**Exercise:**
Beneath this task is a listing; retype all of it exactly.
· · · · · · ·
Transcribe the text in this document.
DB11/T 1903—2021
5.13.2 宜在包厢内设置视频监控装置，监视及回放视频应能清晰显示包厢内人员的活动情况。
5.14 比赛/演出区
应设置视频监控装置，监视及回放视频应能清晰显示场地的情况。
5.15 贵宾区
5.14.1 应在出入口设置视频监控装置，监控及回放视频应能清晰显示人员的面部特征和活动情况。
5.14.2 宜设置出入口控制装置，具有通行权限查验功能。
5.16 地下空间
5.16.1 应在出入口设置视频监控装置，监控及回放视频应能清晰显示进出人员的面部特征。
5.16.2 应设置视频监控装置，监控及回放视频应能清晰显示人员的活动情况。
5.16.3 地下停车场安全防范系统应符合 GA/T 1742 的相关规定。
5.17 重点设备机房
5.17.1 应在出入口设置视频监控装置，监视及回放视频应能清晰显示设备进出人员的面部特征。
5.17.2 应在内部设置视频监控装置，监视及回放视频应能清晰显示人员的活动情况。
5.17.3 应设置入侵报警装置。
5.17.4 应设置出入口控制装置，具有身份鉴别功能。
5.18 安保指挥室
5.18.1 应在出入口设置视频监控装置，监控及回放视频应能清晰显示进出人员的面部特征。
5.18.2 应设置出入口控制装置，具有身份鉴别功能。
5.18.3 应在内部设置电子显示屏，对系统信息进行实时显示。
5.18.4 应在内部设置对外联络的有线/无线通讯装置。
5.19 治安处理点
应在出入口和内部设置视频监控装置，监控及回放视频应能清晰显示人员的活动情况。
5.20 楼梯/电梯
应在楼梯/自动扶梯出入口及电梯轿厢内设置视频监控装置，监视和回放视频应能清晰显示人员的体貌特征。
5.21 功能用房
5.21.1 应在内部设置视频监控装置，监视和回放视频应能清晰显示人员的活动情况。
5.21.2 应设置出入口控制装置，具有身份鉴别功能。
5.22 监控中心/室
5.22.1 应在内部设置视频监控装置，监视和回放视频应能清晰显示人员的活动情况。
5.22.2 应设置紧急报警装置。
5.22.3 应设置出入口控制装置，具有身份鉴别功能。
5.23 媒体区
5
· · · · · · ·
**Problem solution:**
Transcribe the text in this document.
DB11/T 1903—2021
5.13.2 宜在包厢内设置视频监控装置，监视及回放视频应能清晰显示包厢内人员的活动情况。
5.14 比赛/演出区
应设置视频监控装置，监视及回放视频应能清晰显示场地的情况。
5.15 贵宾区
5.14.1 应在出入口设置视频监控装置，监控及回放视频应能清晰显示人员的面部特征和活动情况。
5.14.2 宜设置出入口控制装置，具有通行权限查验功能。
5.16 地下空间
5.16.1 应在出入口设置视频监控装置，监控及回放视频应能清晰显示进出人员的面部特征。
5.16.2 应设置视频监控装置，监控及回放视频应能清晰显示人员的活动情况。
5.16.3 地下停车场安全防范系统应符合 GA/T 1742 的相关规定。
5.17 重点设备机房
5.17.1 应在出入口设置视频监控装置，监视及回放视频应能清晰显示设备进出人员的面部特征。
5.17.2 应在内部设置视频监控装置，监视及回放视频应能清晰显示人员的活动情况。
5.17.3 应设置入侵报警装置。
5.17.4 应设置出入口控制装置，具有身份鉴别功能。
5.18 安保指挥室
5.18.1 应在出入口设置视频监控装置，监控及回放视频应能清晰显示进出人员的面部特征。
5.18.2 应设置出入口控制装置，具有身份鉴别功能。
5.18.3 应在内部设置电子显示屏，对系统信息进行实时显示。
5.18.4 应在内部设置对外联络的有线/无线通讯装置。
5.19 治安处理点
应在出入口和内部设置视频监控装置，监控及回放视频应能清晰显示人员的活动情况。
5.20 楼梯/电梯
应在楼梯/自动扶梯出入口及电梯轿厢内设置视频监控装置，监视和回放视频应能清晰显示人员的体貌特征。
5.21 功能用房
5.21.1 应在内部设置视频监控装置，监视和回放视频应能清晰显示人员的活动情况。
5.21.2 应设置出入口控制装置，具有身份鉴别功能。
5.22 监控中心/室
5.22.1 应在内部设置视频监控装置，监视和回放视频应能清晰显示人员的活动情况。
5.22.2 应设置紧急报警装置。
5.22.3 应设置出入口控制装置，具有身份鉴别功能。
5.23 媒体区
5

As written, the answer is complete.